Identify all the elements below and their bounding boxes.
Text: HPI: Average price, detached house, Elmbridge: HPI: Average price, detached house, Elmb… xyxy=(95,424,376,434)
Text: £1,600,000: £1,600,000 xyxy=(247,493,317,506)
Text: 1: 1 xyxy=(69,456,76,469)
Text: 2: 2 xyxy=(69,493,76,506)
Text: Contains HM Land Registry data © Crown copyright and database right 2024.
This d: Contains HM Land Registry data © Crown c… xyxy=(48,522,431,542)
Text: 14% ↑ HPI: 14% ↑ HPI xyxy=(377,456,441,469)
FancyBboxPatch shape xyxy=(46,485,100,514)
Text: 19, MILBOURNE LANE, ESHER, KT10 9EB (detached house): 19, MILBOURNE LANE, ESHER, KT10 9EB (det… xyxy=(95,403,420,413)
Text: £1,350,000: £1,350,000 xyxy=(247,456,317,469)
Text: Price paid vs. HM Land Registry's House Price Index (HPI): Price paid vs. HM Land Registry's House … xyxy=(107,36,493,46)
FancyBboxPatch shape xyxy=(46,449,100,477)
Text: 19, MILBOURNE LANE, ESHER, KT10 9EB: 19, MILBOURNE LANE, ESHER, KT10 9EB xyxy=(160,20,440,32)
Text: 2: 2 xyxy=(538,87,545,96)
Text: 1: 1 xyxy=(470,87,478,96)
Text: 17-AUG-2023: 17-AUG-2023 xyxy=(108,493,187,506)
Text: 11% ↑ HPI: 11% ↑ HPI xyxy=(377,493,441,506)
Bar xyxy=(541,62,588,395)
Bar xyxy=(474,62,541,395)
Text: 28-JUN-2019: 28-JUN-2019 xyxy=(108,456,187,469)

• • • • •

Stated task:
Rewrite the items above, changing "detached house" to "semi-detached house" wherever it occurs and leaving everything else untouched.

In response:
Identify all the elements below and their bounding boxes.
Text: HPI: Average price, semi-detached house, Elmbridge: HPI: Average price, semi-detached house, Elmb… xyxy=(95,424,376,434)
Text: £1,600,000: £1,600,000 xyxy=(247,493,317,506)
Text: 1: 1 xyxy=(69,456,76,469)
Text: 2: 2 xyxy=(69,493,76,506)
Text: Contains HM Land Registry data © Crown copyright and database right 2024.
This d: Contains HM Land Registry data © Crown c… xyxy=(48,522,431,542)
Text: 14% ↑ HPI: 14% ↑ HPI xyxy=(377,456,441,469)
FancyBboxPatch shape xyxy=(46,485,100,514)
Text: 19, MILBOURNE LANE, ESHER, KT10 9EB (semi-detached house): 19, MILBOURNE LANE, ESHER, KT10 9EB (det… xyxy=(95,403,420,413)
Text: £1,350,000: £1,350,000 xyxy=(247,456,317,469)
Text: Price paid vs. HM Land Registry's House Price Index (HPI): Price paid vs. HM Land Registry's House … xyxy=(107,36,493,46)
FancyBboxPatch shape xyxy=(46,449,100,477)
Text: 19, MILBOURNE LANE, ESHER, KT10 9EB: 19, MILBOURNE LANE, ESHER, KT10 9EB xyxy=(160,20,440,32)
Text: 2: 2 xyxy=(538,87,545,96)
Text: 1: 1 xyxy=(470,87,478,96)
Text: 17-AUG-2023: 17-AUG-2023 xyxy=(108,493,187,506)
Text: 11% ↑ HPI: 11% ↑ HPI xyxy=(377,493,441,506)
Bar xyxy=(541,62,588,395)
Bar xyxy=(474,62,541,395)
Text: 28-JUN-2019: 28-JUN-2019 xyxy=(108,456,187,469)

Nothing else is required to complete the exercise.